* [REQUIREMENT]: Look through the data below. Show each line where the string "this" occurs.

* [DATA PROVIDED]:
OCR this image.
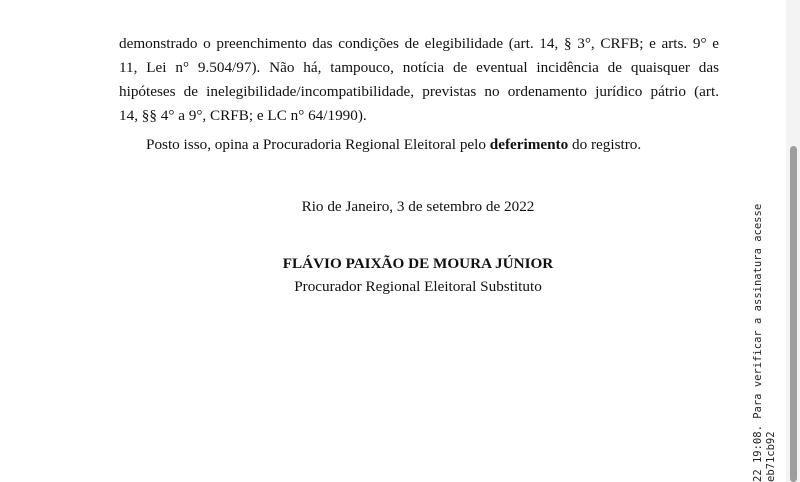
demonstrado o preenchimento das condições de elegibilidade (art. 14, § 3°, CRFB; e arts. 9° e
11, Lei n° 9.504/97). Não há, tampouco, notícia de eventual incidência de quaisquer das
hipóteses de inelegibilidade/incompatibilidade, previstas no ordenamento jurídico pátrio (art.
14, §§ 4° a 9°, CRFB; e LC n° 64/1990).

Posto isso, opina a Procuradoria Regional Eleitoral pelo deferimento do registro.

Rio de Janeiro, 3 de setembro de 2022
FLÁVIO PAIXÃO DE MOURA JÚNIOR
Procurador Regional Eleitoral Substituto	22 19:08. Para verificar a assinatura acesse eb71cb92
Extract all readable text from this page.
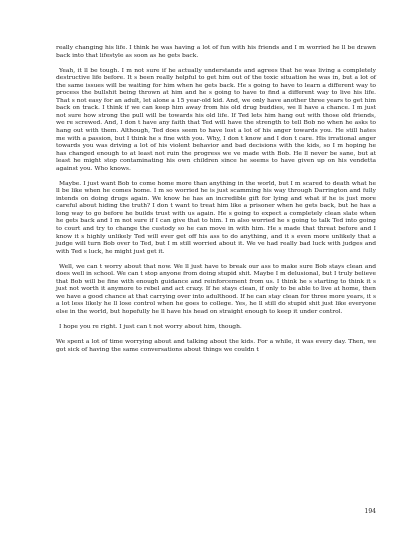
really changing his life. I think he was having a lot of fun with his friends and I m worried he ll be drawn back into that lifestyle as soon as he gets back.

Yeah, it ll be tough. I m not sure if he actually understands and agrees that he was living a completely destructive life before. It s been really helpful to get him out of the toxic situation he was in, but a lot of the same issues will be waiting for him when he gets back. He s going to have to learn a different way to process the bullshit being thrown at him and he s going to have to find a different way to live his life. That s not easy for an adult, let alone a 15 year-old kid. And, we only have another three years to get him back on track. I think if we can keep him away from his old drug buddies, we ll have a chance. I m just not sure how strong the pull will be towards his old life. If Ted lets him hang out with those old friends, we re screwed. And, I don t have any faith that Ted will have the strength to tell Bob no when he asks to hang out with them. Although, Ted does seem to have lost a lot of his anger towards you. He still hates me with a passion, but I think he s fine with you. Why, I don t know and I don t care. His irrational anger towards you was driving a lot of his violent behavior and bad decisions with the kids, so I m hoping he has changed enough to at least not ruin the progress we ve made with Bob. He ll never be sane, but at least he might stop contaminating his own children since he seems to have given up on his vendetta against you. Who knows.

Maybe. I just want Bob to come home more than anything in the world, but I m scared to death what he ll be like when he comes home. I m so worried he is just scamming his way through Darrington and fully intends on doing drugs again. We know he has an incredible gift for lying and what if he is just more careful about hiding the truth? I don t want to treat him like a prisoner when he gets back, but he has a long way to go before he builds trust with us again. He s going to expect a completely clean slate when he gets back and I m not sure if I can give that to him. I m also worried he s going to talk Ted into going to court and try to change the custody so he can move in with him. He s made that threat before and I know it s highly unlikely Ted will ever get off his ass to do anything, and it s even more unlikely that a judge will turn Bob over to Ted, but I m still worried about it. We ve had really bad luck with judges and with Ted s luck, he might just get it.

Well, we can t worry about that now. We ll just have to break our ass to make sure Bob stays clean and does well in school. We can t stop anyone from doing stupid shit. Maybe I m delusional, but I truly believe that Bob will be fine with enough guidance and reinforcement from us. I think he s starting to think it s just not worth it anymore to rebel and act crazy. If he stays clean, if only to be able to live at home, then we have a good chance at that carrying over into adulthood. If he can stay clean for three more years, it s a lot less likely he ll lose control when he goes to college. Yes, he ll still do stupid shit just like everyone else in the world, but hopefully he ll have his head on straight enough to keep it under control.

I hope you re right. I just can t not worry about him, though.

We spent a lot of time worrying about and talking about the kids. For a while, it was every day. Then, we got sick of having the same conversations about things we couldn t

194
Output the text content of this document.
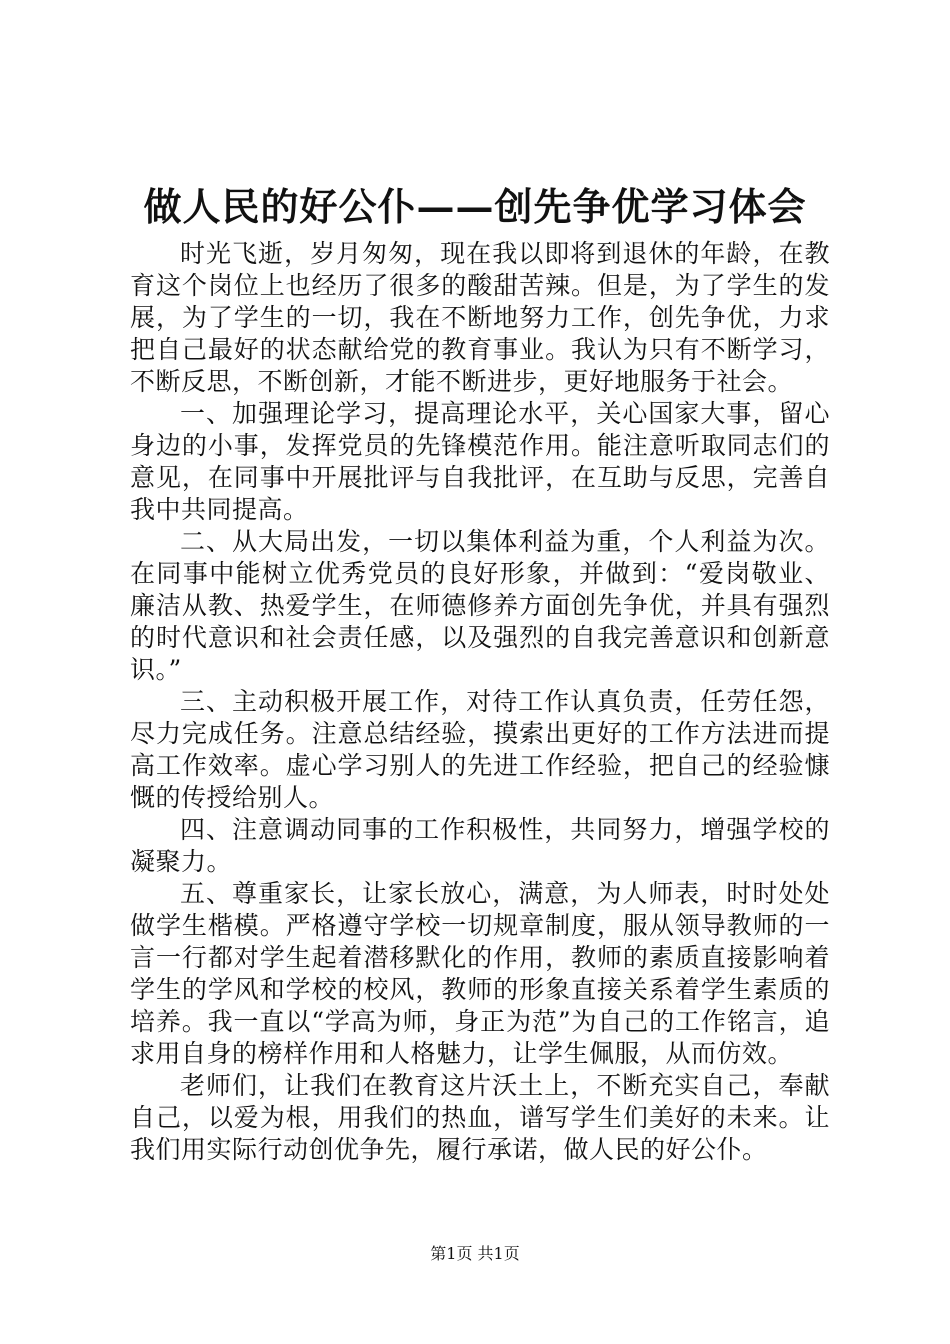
做人民的好公仆——创先争优学习体会

时光飞逝，岁月匆匆，现在我以即将到退休的年龄，在教育这个岗位上也经历了很多的酸甜苦辣。但是，为了学生的发展，为了学生的一切，我在不断地努力工作，创先争优，力求把自己最好的状态献给党的教育事业。我认为只有不断学习，不断反思，不断创新，才能不断进步，更好地服务于社会。

一、加强理论学习，提高理论水平，关心国家大事，留心身边的小事，发挥党员的先锋模范作用。能注意听取同志们的意见，在同事中开展批评与自我批评，在互助与反思，完善自我中共同提高。

二、从大局出发，一切以集体利益为重，个人利益为次。在同事中能树立优秀党员的良好形象，并做到：“爱岗敬业、廉洁从教、热爱学生，在师德修养方面创先争优，并具有强烈的时代意识和社会责任感，以及强烈的自我完善意识和创新意识。”

三、主动积极开展工作，对待工作认真负责，任劳任怨，尽力完成任务。注意总结经验，摸索出更好的工作方法进而提高工作效率。虚心学习别人的先进工作经验，把自己的经验慷慨的传授给别人。

四、注意调动同事的工作积极性，共同努力，增强学校的凝聚力。

五、尊重家长，让家长放心，满意，为人师表，时时处处做学生楷模。严格遵守学校一切规章制度，服从领导教师的一言一行都对学生起着潜移默化的作用，教师的素质直接影响着学生的学风和学校的校风，教师的形象直接关系着学生素质的培养。我一直以“学高为师，身正为范”为自己的工作铭言，追求用自身的榜样作用和人格魅力，让学生佩服，从而仿效。

老师们，让我们在教育这片沃土上，不断充实自己，奉献自己，以爱为根，用我们的热血，谱写学生们美好的未来。让我们用实际行动创优争先，履行承诺，做人民的好公仆。

第1页 共1页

* [FINAL RESULT]:
OCR this image.
Extract all readable text from this page.
Output the text content of this document.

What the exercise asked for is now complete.